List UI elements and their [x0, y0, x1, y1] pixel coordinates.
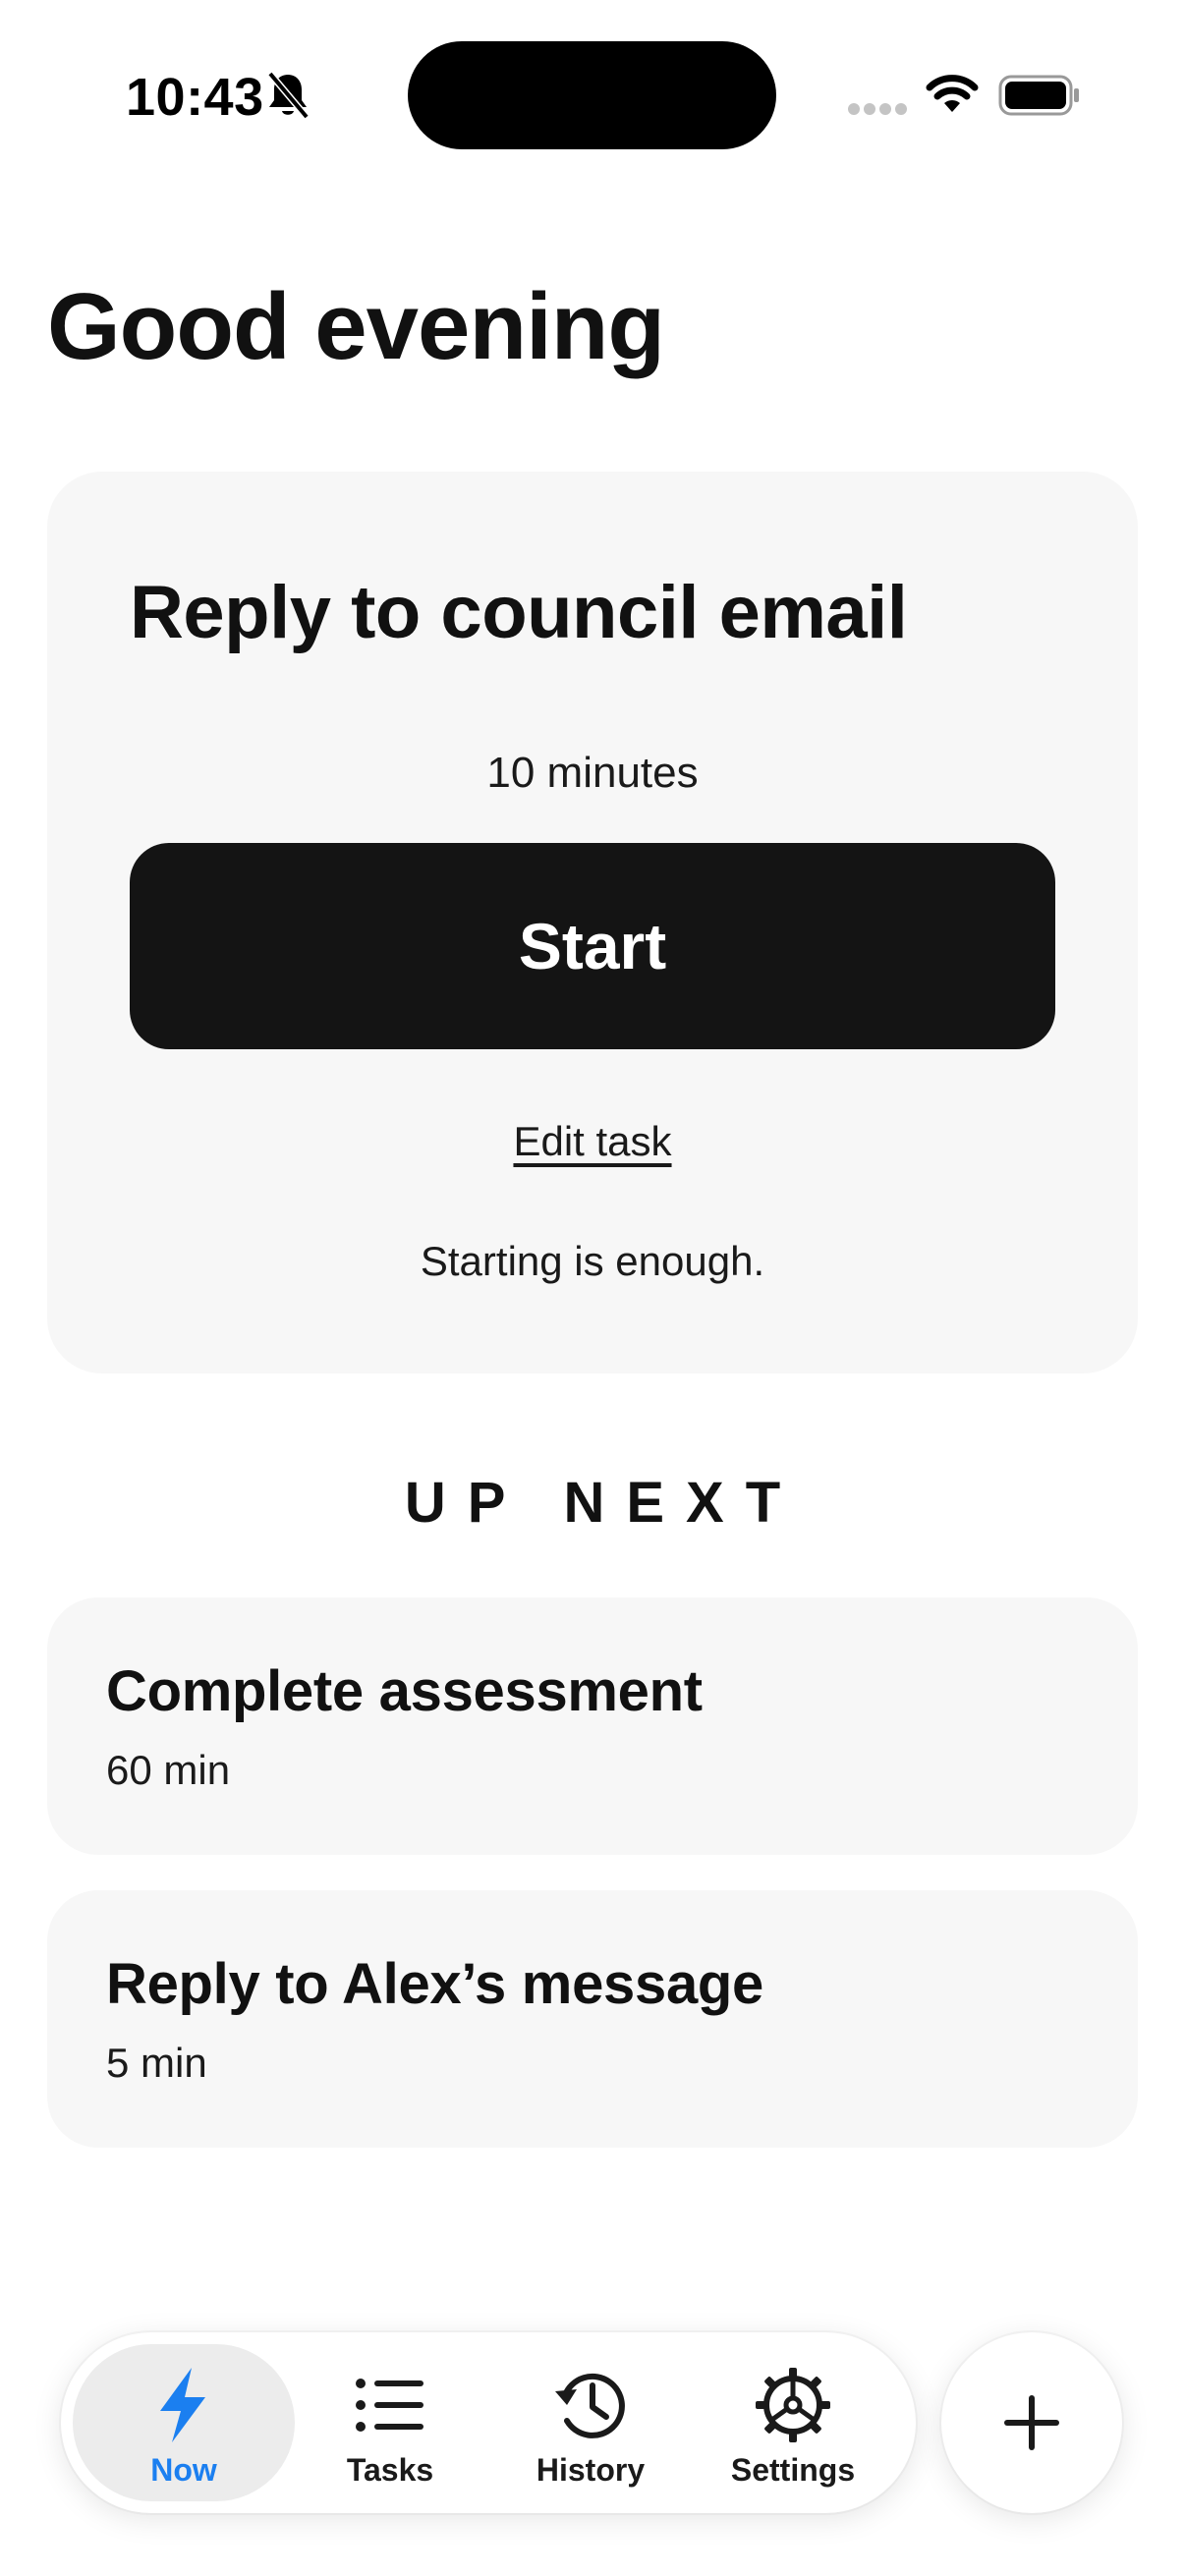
tab-now-label: Now [150, 2452, 217, 2488]
wifi-icon [926, 75, 979, 112]
tab-settings-label: Settings [730, 2452, 856, 2488]
up-next-item[interactable]: Reply to Alex’s message 5 min [47, 1890, 1138, 2148]
list-icon [356, 2379, 423, 2432]
tab-now[interactable]: Now [73, 2344, 295, 2501]
start-button[interactable]: Start [130, 843, 1055, 1049]
plus-icon [1004, 2395, 1059, 2450]
status-bar: 10:43 [0, 0, 1185, 177]
tab-history-label: History [536, 2452, 646, 2488]
lightning-icon [160, 2368, 205, 2442]
bell-muted-icon [267, 71, 310, 120]
up-next-item-title: Complete assessment [106, 1659, 703, 1723]
tab-tasks-label: Tasks [346, 2452, 434, 2488]
up-next-heading: UP NEXT [404, 1471, 803, 1535]
current-task-duration: 10 minutes [486, 749, 699, 797]
edit-task-link[interactable]: Edit task [47, 1118, 1138, 1165]
up-next-item-duration: 5 min [106, 2040, 207, 2086]
up-next-item[interactable]: Complete assessment 60 min [47, 1597, 1138, 1855]
encouragement-text: Starting is enough. [420, 1238, 765, 1284]
status-time: 10:43 [126, 68, 264, 127]
greeting-title: Good evening [47, 274, 665, 379]
up-next-item-duration: 60 min [106, 1747, 231, 1793]
dynamic-island [408, 41, 776, 149]
up-next-item-title: Reply to Alex’s message [106, 1952, 763, 2016]
tab-settings[interactable]: Settings [682, 2344, 904, 2501]
current-task-title: Reply to council email [130, 571, 908, 654]
add-task-button[interactable] [941, 2332, 1122, 2513]
battery-icon [998, 75, 1079, 116]
tab-bar: Now Tasks History Settings [61, 2332, 916, 2513]
gear-icon [756, 2368, 830, 2442]
history-icon [555, 2373, 625, 2438]
signal-dots-icon [848, 103, 907, 115]
screen: 10:43 Good evening Reply to council emai… [0, 0, 1185, 2576]
current-task-card: Reply to council email 10 minutes Start … [47, 472, 1138, 1373]
tab-tasks[interactable]: Tasks [279, 2344, 501, 2501]
tab-history[interactable]: History [480, 2344, 702, 2501]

DESCRIPTION OF THE TASK:
Rewrite the data above with every "Complete assessment" changed to "Finish assessment" and everything else unchanged. Omit the picture.

OUTPUT OF THE TASK:
List UI elements and their [x0, y0, x1, y1] pixel coordinates.
tab-now-label: Now [150, 2452, 217, 2488]
wifi-icon [926, 75, 979, 112]
tab-settings-label: Settings [730, 2452, 856, 2488]
up-next-item[interactable]: Reply to Alex’s message 5 min [47, 1890, 1138, 2148]
list-icon [356, 2379, 423, 2432]
tab-now[interactable]: Now [73, 2344, 295, 2501]
start-button[interactable]: Start [130, 843, 1055, 1049]
plus-icon [1004, 2395, 1059, 2450]
status-bar: 10:43 [0, 0, 1185, 177]
tab-history-label: History [536, 2452, 646, 2488]
lightning-icon [160, 2368, 205, 2442]
bell-muted-icon [267, 71, 310, 120]
up-next-item-title: Finish assessment [106, 1659, 703, 1723]
tab-tasks-label: Tasks [346, 2452, 434, 2488]
up-next-heading: UP NEXT [404, 1471, 803, 1535]
current-task-duration: 10 minutes [486, 749, 699, 797]
edit-task-link[interactable]: Edit task [47, 1118, 1138, 1165]
up-next-item-duration: 5 min [106, 2040, 207, 2086]
up-next-item[interactable]: Finish assessment 60 min [47, 1597, 1138, 1855]
encouragement-text: Starting is enough. [420, 1238, 765, 1284]
status-time: 10:43 [126, 68, 264, 127]
greeting-title: Good evening [47, 274, 665, 379]
up-next-item-duration: 60 min [106, 1747, 231, 1793]
dynamic-island [408, 41, 776, 149]
up-next-item-title: Reply to Alex’s message [106, 1952, 763, 2016]
tab-settings[interactable]: Settings [682, 2344, 904, 2501]
current-task-title: Reply to council email [130, 571, 908, 654]
add-task-button[interactable] [941, 2332, 1122, 2513]
battery-icon [998, 75, 1079, 116]
tab-bar: Now Tasks History Settings [61, 2332, 916, 2513]
gear-icon [756, 2368, 830, 2442]
history-icon [555, 2373, 625, 2438]
signal-dots-icon [848, 103, 907, 115]
screen: 10:43 Good evening Reply to council emai… [0, 0, 1185, 2576]
current-task-card: Reply to council email 10 minutes Start … [47, 472, 1138, 1373]
tab-tasks[interactable]: Tasks [279, 2344, 501, 2501]
tab-history[interactable]: History [480, 2344, 702, 2501]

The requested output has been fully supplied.